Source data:

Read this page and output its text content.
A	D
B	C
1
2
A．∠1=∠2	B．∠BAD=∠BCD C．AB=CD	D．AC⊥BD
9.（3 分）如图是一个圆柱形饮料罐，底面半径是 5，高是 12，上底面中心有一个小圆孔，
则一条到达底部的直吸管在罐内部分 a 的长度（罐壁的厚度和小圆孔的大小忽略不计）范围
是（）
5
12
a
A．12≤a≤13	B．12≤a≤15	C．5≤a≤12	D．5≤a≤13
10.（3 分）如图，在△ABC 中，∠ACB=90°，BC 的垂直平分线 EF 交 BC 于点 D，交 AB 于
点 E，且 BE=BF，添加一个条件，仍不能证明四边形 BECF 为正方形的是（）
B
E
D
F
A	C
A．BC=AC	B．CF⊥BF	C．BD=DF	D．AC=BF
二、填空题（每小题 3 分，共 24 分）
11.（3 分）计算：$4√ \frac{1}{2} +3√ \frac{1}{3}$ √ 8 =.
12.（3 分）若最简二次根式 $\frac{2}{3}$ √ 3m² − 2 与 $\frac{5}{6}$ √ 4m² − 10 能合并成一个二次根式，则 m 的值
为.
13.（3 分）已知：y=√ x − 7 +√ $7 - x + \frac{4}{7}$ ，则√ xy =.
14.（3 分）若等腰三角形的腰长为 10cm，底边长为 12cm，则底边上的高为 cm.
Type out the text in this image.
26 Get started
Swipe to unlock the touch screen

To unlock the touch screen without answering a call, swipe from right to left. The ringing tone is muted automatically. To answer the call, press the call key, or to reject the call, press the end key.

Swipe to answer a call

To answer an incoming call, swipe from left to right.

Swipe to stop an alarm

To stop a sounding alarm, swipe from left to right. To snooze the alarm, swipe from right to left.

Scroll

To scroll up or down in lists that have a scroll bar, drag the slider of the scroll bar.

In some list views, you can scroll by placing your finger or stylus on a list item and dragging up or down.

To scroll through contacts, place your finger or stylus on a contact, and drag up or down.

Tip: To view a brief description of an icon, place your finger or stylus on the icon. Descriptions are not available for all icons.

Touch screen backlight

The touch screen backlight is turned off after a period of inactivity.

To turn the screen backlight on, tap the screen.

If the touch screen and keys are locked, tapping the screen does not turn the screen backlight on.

_Instruction_
Reply with one number: the count of lines in the entries that include the word "left".

_Result_
3